• Trecho da página
▶

EDUCAÇÃO PARA FAMÍLIA:
UMA PROPOSTA DE TRABALHO PREVENTIVO
Heloisa
Szymanski Gomes[1]
Profa. Dra. do Programa de Pós-Graduação
em Psicologia da Educação.
Resumo:
Este artigo enfatiza o
papel educacional da família e aponta para a necessidade de instrumentá-la,
através de intervenções educativas, nessa sua função socializadora.
Esse trabalho de apoio pode ser realizado
pela Escola, Universidade e Serviço de Saúde, que somados ao desenvolvimento de
pesquisas na área e à formação de profissionais delineiam o campo de Educação
para a Família.
Palavras-Chave:
Família, Socialização,
Educação para a Família.
Summary:
This article
emphasizes the educational role of the family and points out the need to help
it through educational interventions, taking its socializing function into
consideration.

◀

• Exercício escrito 1
Segundo o trecho sobre educação para a família, que instituições podem realizar o trabalho de apoio à família?
• Exercício escrito 2
No trecho sobre educação para a família, reescreva a parte que começa em "Esse trabalho de" e termina em "consideration.", trocando "Universidade" por "Faculdade".

• Dados

▶

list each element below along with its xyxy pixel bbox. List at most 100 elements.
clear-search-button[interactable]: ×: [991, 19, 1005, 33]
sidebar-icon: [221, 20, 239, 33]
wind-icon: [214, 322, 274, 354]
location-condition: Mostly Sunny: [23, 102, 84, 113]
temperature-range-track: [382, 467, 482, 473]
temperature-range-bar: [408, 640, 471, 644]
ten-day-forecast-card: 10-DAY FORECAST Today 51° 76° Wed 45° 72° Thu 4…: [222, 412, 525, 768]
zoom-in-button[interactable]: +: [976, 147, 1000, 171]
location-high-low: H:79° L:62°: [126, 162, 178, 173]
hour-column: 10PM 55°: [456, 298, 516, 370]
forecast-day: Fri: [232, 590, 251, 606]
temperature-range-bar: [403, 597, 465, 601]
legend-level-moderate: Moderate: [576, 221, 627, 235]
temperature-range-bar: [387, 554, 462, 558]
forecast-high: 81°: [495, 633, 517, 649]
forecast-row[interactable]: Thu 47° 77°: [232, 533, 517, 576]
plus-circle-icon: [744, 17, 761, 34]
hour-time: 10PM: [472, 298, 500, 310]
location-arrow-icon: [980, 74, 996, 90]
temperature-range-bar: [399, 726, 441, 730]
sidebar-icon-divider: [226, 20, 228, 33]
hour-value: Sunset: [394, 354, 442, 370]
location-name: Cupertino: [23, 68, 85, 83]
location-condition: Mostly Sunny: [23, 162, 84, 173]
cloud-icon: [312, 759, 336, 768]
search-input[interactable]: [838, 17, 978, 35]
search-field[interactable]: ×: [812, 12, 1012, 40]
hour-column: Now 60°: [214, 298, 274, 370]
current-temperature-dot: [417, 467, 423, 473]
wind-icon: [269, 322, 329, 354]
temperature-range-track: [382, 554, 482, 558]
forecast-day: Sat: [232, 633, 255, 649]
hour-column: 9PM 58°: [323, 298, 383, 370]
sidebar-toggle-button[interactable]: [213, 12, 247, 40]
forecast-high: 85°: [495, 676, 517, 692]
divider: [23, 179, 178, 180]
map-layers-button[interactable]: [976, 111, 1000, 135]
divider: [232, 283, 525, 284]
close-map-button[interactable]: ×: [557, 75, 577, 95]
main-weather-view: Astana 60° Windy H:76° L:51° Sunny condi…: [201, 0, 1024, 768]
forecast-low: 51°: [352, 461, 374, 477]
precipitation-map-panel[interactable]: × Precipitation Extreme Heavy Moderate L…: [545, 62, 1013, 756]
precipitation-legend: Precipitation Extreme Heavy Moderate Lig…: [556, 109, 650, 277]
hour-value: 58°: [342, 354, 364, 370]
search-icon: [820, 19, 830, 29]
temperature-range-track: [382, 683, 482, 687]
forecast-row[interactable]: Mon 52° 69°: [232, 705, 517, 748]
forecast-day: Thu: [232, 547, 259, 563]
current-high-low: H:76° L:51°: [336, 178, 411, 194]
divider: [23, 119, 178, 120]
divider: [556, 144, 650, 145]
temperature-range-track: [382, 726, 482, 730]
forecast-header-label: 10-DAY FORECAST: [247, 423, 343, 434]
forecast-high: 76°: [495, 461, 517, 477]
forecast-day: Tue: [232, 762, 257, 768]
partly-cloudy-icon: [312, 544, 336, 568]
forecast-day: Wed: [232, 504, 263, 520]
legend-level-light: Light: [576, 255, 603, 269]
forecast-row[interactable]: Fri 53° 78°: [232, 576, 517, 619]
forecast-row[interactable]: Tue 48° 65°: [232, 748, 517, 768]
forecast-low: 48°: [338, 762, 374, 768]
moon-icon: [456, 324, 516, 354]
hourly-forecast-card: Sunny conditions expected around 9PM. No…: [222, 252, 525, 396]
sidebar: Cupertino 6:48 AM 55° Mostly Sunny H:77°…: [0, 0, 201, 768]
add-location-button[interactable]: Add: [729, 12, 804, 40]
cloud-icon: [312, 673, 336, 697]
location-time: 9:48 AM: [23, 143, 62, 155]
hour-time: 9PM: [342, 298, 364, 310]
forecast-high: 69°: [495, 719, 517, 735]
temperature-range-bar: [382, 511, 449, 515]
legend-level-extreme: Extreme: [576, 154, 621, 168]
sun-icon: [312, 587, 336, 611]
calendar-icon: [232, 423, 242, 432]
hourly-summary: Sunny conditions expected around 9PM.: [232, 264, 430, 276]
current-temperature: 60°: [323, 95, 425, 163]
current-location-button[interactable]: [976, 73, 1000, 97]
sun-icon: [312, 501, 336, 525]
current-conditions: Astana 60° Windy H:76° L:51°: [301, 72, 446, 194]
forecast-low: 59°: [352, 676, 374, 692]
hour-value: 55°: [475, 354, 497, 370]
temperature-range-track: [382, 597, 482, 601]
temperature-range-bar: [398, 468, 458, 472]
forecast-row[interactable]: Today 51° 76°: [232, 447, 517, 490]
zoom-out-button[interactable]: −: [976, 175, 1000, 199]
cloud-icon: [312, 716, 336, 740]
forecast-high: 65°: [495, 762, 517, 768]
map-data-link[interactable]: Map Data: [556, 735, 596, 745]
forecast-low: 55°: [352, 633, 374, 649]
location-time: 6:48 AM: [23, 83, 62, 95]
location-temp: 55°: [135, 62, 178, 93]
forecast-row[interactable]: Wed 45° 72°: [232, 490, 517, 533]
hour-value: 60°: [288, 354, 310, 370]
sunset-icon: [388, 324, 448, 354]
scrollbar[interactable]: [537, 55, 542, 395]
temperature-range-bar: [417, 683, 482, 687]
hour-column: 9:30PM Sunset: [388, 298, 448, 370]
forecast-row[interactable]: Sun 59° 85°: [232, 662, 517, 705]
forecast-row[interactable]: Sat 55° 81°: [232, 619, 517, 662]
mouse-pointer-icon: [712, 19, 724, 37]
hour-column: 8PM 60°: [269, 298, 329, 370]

◀

• Resposta completa 1
A Escola, a Universidade e o Serviço de Saúde.

• Resposta completa 2
Esse trabalho de apoio pode ser realizado
pela Escola, Faculdade e Serviço de Saúde, que somados ao desenvolvimento de
pesquisas na área e à formação de profissionais delineiam o campo de Educação
para a Família.
Palavras-Chave:
Família, Socialização,
Educação para a Família.
Summary:
This article
emphasizes the educational role of the family and points out the need to help
it through educational interventions, taking its socializing function into
consideration.